- **Passage for review**
######

The directory, authentication, and privileged access services that other systems rely on to determine who or what is allowed to act. In ransomware events, this layer is often the real target because compromising it can block both business operations and recovery.
Expanded Definition
Identity infrastructure is the control plane that issues, stores, validates, and revokes the identities and access signals used by applications, workloads, and agents. It usually includes directories, authentication services, privileged access controls, secret management, federation, and the policy logic that decides whether a request should succeed. In NHI environments, the term is broader than classic IAM because it must also govern machine identities, service accounts, API keys, certificates, and autonomous agents. Definitions vary across vendors on whether federation brokers, secrets managers, and PAM platforms are part of the core layer or adjacent services, but the operational meaning is consistent: if this layer is degraded, everything above it becomes harder to trust. That is why NHI Management Group treats identity infrastructure as a resilience issue as much as an access issue, aligned with the control intent of NIST Cybersecurity Framework 2.0 and the governance themes discussed in Ultimate Guide to NHIs. The most common misapplication is treating identity infrastructure as a set of admin tools instead of critical infrastructure, which occurs when teams separate it from incident response, resilience planning, and privileged access review.
Examples and Use Cases
Implementing identity infrastructure rigorously often introduces more policy overhead and tighter change control, requiring organisations to weigh operational speed against the risk of uncontrolled privilege.

######

- **Extracted material**
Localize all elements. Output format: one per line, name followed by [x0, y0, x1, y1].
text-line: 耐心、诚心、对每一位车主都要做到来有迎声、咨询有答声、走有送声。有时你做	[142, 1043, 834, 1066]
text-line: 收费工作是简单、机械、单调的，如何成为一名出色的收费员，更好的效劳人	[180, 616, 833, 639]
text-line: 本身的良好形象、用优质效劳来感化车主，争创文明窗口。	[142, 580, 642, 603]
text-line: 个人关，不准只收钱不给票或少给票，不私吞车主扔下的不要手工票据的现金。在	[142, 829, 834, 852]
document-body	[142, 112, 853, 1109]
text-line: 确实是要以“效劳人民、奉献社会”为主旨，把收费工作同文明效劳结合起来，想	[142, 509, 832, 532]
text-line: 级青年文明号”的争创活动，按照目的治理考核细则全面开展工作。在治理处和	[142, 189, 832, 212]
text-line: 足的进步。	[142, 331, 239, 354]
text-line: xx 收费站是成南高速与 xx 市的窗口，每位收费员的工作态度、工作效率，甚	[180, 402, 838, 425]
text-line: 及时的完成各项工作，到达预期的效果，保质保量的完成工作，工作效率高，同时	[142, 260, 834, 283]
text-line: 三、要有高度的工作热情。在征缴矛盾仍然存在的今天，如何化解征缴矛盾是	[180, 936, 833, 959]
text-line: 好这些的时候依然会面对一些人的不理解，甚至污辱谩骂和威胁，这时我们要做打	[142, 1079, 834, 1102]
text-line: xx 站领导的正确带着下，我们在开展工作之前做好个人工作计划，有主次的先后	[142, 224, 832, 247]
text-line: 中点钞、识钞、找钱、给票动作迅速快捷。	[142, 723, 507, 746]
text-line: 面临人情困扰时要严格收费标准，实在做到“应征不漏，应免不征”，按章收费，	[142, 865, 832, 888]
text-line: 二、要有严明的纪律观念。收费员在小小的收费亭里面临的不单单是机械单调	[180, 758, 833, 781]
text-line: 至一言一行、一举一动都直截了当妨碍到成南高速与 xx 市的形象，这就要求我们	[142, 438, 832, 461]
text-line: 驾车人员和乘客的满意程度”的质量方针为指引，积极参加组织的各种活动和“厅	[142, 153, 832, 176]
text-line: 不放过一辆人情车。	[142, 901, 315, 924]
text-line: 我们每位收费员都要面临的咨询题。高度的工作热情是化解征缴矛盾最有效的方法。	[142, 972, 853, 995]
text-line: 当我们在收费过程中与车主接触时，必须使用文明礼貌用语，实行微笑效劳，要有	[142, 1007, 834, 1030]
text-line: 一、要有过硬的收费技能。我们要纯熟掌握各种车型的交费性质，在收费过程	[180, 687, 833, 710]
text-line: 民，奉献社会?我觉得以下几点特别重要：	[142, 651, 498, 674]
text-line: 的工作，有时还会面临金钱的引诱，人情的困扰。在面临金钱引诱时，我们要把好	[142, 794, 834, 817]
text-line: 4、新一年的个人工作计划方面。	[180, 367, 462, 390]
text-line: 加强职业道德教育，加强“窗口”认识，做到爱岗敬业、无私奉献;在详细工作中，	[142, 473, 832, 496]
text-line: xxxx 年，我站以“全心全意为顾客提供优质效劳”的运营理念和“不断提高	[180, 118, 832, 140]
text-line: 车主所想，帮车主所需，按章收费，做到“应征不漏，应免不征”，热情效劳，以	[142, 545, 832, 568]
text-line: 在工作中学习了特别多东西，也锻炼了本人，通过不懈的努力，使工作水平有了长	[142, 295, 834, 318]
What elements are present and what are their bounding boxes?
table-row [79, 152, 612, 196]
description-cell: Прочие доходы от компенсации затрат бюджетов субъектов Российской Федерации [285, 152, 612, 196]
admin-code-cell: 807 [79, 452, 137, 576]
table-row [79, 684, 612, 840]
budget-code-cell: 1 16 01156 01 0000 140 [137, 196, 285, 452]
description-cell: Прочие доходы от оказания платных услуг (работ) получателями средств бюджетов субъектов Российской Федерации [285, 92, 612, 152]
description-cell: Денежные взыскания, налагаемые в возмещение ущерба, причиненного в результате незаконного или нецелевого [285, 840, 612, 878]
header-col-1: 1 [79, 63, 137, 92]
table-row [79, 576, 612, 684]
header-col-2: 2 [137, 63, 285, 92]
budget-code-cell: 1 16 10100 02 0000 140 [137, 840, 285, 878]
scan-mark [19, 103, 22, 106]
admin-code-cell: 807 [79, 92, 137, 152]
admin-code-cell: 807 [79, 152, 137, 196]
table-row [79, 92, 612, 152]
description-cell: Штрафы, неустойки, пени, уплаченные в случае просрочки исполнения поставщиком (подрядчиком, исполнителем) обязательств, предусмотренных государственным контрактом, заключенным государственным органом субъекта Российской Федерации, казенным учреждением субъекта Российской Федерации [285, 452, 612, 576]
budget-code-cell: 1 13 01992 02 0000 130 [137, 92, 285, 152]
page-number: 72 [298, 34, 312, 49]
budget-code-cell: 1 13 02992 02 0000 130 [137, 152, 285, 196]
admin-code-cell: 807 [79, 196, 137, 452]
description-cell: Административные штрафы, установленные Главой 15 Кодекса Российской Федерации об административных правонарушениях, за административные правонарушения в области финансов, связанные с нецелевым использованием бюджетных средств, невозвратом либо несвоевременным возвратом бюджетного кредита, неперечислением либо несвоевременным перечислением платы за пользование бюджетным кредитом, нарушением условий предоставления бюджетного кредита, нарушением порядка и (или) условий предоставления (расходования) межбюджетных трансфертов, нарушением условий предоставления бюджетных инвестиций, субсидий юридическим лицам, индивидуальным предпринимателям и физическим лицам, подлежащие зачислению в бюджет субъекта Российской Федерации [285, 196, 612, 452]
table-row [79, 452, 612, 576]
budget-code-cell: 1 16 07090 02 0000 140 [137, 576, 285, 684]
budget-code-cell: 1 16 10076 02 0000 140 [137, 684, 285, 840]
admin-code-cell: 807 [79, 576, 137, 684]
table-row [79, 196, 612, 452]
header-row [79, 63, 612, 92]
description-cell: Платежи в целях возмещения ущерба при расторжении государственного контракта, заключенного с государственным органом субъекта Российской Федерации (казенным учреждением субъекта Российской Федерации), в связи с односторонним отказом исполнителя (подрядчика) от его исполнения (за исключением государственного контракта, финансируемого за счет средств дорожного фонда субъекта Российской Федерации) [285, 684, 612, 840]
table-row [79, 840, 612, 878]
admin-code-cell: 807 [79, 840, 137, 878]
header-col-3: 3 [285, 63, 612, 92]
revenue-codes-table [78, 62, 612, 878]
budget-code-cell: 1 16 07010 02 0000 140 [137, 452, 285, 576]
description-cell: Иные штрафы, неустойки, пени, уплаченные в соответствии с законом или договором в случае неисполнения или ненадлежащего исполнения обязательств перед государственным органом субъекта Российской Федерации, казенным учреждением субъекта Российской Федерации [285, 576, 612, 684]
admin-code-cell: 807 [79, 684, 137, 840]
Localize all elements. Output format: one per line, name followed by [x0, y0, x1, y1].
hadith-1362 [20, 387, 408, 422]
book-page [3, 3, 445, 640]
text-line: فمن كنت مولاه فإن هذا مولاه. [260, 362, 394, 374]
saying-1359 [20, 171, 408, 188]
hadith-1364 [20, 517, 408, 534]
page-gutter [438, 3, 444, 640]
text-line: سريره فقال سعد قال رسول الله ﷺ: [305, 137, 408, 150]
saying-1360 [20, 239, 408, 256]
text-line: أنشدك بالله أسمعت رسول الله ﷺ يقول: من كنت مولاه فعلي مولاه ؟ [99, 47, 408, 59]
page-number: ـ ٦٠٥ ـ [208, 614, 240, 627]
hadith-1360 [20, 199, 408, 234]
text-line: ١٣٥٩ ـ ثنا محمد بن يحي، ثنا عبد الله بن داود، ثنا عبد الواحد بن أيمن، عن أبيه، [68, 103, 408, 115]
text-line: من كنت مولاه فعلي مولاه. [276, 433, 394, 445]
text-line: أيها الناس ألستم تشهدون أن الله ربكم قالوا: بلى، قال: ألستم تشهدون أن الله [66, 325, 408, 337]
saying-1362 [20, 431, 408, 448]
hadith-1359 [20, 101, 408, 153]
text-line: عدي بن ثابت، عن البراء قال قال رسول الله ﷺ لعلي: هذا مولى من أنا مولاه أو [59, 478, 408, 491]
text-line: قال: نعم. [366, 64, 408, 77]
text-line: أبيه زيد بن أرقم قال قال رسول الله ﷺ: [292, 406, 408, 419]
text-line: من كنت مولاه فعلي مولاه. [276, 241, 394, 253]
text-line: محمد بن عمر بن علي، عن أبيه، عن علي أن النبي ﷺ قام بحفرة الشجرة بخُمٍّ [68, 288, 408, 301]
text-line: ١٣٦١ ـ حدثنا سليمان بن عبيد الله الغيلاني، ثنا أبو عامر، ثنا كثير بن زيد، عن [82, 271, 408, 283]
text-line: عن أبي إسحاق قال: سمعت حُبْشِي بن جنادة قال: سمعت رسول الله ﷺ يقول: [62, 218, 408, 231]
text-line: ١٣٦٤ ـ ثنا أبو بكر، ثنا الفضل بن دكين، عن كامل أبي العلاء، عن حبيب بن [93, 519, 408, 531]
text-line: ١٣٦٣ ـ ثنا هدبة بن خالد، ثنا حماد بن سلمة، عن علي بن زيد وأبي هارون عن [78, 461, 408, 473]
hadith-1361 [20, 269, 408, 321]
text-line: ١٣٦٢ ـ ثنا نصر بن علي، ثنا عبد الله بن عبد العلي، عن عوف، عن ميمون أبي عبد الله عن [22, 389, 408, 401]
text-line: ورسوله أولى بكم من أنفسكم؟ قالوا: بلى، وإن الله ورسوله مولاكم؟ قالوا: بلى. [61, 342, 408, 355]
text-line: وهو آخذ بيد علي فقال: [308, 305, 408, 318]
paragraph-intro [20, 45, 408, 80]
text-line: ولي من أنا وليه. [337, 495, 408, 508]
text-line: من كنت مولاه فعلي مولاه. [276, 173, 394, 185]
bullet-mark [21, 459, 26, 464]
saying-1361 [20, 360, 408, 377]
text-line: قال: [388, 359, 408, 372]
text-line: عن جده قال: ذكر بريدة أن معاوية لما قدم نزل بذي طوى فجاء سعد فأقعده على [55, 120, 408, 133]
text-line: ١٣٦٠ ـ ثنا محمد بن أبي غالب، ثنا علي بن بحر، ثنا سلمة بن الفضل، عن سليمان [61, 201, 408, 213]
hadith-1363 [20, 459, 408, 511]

######

- **Prompt 1**
Answer these questions about the identity infrastructure entry.
(a) In ransomware events, why is this layer often the real target?
(b) The NHI Management Group's approach is aligned with the control intent of which framework?
(c) What does implementing identity infrastructure rigorously often introduce?
- **Prompt 2**
Rewrite the paragraph of the identity infrastructure entry that begins "Identity infrastructure is the control plane" as a bulleted list, keeping its main facts.
- **Prompt 3**
Continue the identity infrastructure entry from its final sentence.
The data plays no part in this work.

- **Answer 1**
(a) Compromising it can block both business operations and recovery.
(b) NIST Cybersecurity Framework 2.0.
(c) More policy overhead and tighter change control.

- **Answer 2**
- Identity infrastructure is the control plane that issues, stores, validates, and revokes the identities and access signals used by applications, workloads, and agents.
- It usually includes directories, authentication services, privileged access controls, secret management, federation, and the policy logic that decides whether a request succeeds.
- In NHI environments, it is broader than classic IAM because it also governs machine identities, service accounts, API keys, certificates, and autonomous agents.
- Vendors differ on whether federation brokers, secrets managers, and PAM platforms are core or adjacent, but if this layer is degraded, everything above it becomes harder to trust.
- NHI Management Group treats it as a resilience issue as much as an access issue, aligned with NIST Cybersecurity Framework 2.0 and the governance themes in Ultimate Guide to NHIs.
- The most common misapplication is treating it as a set of admin tools rather than critical infrastructure. This happens when teams separate it from incident response, resilience planning, and privileged access review.

- **Answer 3**
- Central directory services that authenticate service accounts, enforce group membership, and feed downstream authorisation decisions for workloads.
- Privileged access management that brokers temporary elevation for operators and automation, reducing standing access to sensitive infrastructure.
- Secrets and certificate lifecycle controls that rotate API keys, revoke compromised tokens, and prevent long-lived credentials from persisting in code or CI/CD pipelines, a pattern frequently seen in the JetBrains GitHub plugin token exposure analysis.
- Federated identity between cloud control planes and internal platforms, where trust boundaries are defined by policy rather than by network location alone, consistent with the identity-first posture described in NIST Cybersecurity Framework 2.0.
- Agent governance for autonomous systems that must obtain just enough access to call tools, read context, and execute actions without inheriting broad human administrator rights, as outlined in The 2026 Infrastructure Identity Survey.
Why It Matters in NHI Security
Identity infrastructure is often the first layer adversaries target because compromising it can turn a single foothold into persistent access across clouds, pipelines, and recovery systems. NHI Management Group research shows that 97% of NHIs carry excessive privileges and 80% of identity breaches involved compromised non-human identities such as service accounts and API keys, underscoring how quickly weak control at this layer becomes enterprise-wide exposure. The same research also shows 96% of organisations store secrets outside of secrets managers in vulnerable locations, which means identity infrastructure failures are frequently accompanied by secret sprawl, poor rotation, and weak offboarding. These risks are not theoretical; they are amplified when agentic AI systems inherit broad access, especially in environments where static credentials still dominate, as highlighted in Top 10 NHI Issues and the broader guidance in Ultimate Guide to NHIs. Organisations typically encounter the operational cost of identity infrastructure only after ransomware, token theft, or a failed recovery event, at which point the layer becomes operationally unavoidable to address.
Standards & Framework Alignment
This section maps relevant standards and security frameworks to the operational risks and controls described in this guidance.
OWASP Non-Human Identity Top 10 address the attack and risk surface, while NIST CSF 2.0 and NIST Zero Trust (SP 800-207) set the governance and control requirements practitioners need to meet.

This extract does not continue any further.